Written request:
Could you copy out the listing line for line, from its very first line through the line with "section-heading: (三)要坚持自觉学习。 —", both included, and stop there?
---------- Supplied material ----------
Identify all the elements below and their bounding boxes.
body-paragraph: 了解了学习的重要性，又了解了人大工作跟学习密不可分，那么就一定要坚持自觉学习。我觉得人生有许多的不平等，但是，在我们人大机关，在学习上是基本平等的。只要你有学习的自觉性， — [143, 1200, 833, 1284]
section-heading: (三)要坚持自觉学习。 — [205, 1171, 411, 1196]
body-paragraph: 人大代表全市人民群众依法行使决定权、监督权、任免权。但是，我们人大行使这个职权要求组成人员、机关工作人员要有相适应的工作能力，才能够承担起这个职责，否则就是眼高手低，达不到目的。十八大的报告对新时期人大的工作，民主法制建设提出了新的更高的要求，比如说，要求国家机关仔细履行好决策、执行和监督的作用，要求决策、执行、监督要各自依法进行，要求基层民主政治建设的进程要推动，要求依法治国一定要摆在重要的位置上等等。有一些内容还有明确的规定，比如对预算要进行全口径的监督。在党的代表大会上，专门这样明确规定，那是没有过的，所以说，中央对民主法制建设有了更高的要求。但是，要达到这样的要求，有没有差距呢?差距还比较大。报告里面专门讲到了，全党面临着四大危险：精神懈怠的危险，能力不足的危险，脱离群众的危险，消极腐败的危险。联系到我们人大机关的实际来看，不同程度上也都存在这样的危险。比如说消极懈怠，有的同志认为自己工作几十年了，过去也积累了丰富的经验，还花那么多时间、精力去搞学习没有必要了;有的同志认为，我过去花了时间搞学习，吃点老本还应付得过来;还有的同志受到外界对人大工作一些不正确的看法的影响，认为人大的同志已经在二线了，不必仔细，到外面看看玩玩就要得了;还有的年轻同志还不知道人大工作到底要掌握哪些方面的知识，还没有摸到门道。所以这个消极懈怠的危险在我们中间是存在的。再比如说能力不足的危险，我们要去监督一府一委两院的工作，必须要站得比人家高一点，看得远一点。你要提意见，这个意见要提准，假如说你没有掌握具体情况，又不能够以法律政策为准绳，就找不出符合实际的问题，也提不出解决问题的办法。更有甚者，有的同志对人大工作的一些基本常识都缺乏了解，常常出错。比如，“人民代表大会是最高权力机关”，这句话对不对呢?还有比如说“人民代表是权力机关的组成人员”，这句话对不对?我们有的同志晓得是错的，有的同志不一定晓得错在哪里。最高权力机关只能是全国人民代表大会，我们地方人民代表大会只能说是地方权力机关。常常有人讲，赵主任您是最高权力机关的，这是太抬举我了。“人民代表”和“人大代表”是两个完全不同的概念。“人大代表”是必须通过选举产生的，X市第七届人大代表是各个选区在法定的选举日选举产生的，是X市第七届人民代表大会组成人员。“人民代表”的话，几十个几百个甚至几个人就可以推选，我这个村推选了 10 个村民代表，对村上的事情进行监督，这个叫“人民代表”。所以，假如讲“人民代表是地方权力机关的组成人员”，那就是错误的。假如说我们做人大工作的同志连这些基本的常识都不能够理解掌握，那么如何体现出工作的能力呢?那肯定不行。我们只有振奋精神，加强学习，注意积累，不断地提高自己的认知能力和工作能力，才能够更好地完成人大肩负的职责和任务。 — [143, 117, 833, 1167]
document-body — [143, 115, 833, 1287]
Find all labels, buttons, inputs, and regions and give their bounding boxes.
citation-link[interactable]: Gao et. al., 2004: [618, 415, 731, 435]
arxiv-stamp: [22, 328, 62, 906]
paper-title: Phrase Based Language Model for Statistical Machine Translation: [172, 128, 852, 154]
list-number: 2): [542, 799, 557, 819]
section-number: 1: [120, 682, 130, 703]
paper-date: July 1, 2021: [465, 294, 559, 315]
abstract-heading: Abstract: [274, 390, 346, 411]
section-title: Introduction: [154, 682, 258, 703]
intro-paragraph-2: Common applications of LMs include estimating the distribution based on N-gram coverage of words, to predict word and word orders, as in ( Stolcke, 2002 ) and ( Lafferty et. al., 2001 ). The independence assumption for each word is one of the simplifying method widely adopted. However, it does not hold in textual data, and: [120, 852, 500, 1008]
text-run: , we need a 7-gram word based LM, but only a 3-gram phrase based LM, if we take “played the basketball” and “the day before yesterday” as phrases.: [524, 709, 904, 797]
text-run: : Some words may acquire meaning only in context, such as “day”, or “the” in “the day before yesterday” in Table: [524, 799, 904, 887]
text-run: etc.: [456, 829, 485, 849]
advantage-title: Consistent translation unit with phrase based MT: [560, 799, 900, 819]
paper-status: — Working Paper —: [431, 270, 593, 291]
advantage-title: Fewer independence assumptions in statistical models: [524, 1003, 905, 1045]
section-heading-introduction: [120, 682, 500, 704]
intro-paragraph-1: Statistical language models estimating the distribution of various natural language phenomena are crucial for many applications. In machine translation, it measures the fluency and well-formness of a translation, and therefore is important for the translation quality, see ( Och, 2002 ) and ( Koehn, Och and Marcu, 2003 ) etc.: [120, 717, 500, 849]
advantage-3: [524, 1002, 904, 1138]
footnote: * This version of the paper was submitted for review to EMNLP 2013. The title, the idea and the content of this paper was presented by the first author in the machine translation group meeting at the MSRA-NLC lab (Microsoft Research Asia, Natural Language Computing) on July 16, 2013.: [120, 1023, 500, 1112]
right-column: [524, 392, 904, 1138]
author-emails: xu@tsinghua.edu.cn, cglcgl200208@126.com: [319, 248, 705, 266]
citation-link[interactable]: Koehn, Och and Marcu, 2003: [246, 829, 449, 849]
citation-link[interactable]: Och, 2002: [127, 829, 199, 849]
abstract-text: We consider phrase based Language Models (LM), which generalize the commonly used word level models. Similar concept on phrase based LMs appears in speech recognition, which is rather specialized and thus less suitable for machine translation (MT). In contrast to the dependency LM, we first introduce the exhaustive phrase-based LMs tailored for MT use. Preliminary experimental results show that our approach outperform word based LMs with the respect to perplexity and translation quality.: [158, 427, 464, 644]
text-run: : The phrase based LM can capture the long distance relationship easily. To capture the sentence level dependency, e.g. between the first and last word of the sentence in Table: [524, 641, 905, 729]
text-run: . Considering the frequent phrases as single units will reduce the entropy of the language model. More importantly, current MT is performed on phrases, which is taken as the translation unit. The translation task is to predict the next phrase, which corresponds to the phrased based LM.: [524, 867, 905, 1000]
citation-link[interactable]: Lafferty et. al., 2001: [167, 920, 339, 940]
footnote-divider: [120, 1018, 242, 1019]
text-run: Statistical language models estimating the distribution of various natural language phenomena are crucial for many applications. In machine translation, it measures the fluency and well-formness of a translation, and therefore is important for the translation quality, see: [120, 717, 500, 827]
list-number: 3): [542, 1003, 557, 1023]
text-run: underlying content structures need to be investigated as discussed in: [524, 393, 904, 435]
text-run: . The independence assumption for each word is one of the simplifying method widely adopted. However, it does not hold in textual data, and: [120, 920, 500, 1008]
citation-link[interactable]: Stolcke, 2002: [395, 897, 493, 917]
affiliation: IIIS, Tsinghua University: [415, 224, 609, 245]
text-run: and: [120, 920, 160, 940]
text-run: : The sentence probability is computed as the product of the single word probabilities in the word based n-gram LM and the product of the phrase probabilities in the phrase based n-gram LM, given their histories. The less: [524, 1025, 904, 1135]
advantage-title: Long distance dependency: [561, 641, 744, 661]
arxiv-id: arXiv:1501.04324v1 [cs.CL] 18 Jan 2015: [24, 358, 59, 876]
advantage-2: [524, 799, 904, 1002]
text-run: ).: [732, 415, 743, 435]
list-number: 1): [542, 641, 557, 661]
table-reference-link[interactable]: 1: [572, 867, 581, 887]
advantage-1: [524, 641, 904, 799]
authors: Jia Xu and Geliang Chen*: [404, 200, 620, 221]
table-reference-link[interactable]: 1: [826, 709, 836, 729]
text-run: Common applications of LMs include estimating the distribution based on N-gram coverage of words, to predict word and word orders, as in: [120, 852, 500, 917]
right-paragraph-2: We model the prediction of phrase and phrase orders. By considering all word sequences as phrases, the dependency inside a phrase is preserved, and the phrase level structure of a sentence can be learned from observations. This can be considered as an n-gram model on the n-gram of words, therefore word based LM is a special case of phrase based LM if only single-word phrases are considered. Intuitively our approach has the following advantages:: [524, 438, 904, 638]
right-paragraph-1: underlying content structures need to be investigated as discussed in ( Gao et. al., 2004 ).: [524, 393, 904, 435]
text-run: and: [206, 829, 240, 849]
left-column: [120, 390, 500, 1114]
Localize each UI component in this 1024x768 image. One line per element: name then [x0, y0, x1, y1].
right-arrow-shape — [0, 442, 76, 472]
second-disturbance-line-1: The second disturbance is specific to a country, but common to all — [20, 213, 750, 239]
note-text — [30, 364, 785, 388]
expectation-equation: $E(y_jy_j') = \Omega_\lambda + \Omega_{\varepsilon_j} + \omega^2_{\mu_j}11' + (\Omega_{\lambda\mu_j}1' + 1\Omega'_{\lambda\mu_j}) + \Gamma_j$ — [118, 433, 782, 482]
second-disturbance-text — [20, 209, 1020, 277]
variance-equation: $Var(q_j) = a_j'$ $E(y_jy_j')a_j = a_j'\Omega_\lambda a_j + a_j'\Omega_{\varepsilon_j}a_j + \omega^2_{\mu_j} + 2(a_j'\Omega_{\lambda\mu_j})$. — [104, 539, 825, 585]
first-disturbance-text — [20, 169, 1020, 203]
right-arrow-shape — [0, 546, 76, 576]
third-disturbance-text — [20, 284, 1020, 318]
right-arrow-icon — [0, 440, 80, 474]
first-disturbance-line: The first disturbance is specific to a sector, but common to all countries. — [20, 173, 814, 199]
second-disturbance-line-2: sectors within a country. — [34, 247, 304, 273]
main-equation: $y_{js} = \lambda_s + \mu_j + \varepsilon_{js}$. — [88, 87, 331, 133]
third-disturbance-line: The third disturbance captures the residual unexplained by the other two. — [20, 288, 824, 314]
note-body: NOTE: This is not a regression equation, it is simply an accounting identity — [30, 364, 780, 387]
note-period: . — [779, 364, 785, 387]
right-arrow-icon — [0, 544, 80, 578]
----------
Result for this exercise:
Identify all the elements below and their bounding boxes.
body-paragraph: 了解了学习的重要性，又了解了人大工作跟学习密不可分，那么就一定要坚持自觉学习。我觉得人生有许多的不平等，但是，在我们人大机关，在学习上是基本平等的。只要你有学习的自觉性， — [143, 1200, 833, 1284]
section-heading: (三)要坚持自觉学习。 — [205, 1171, 411, 1196]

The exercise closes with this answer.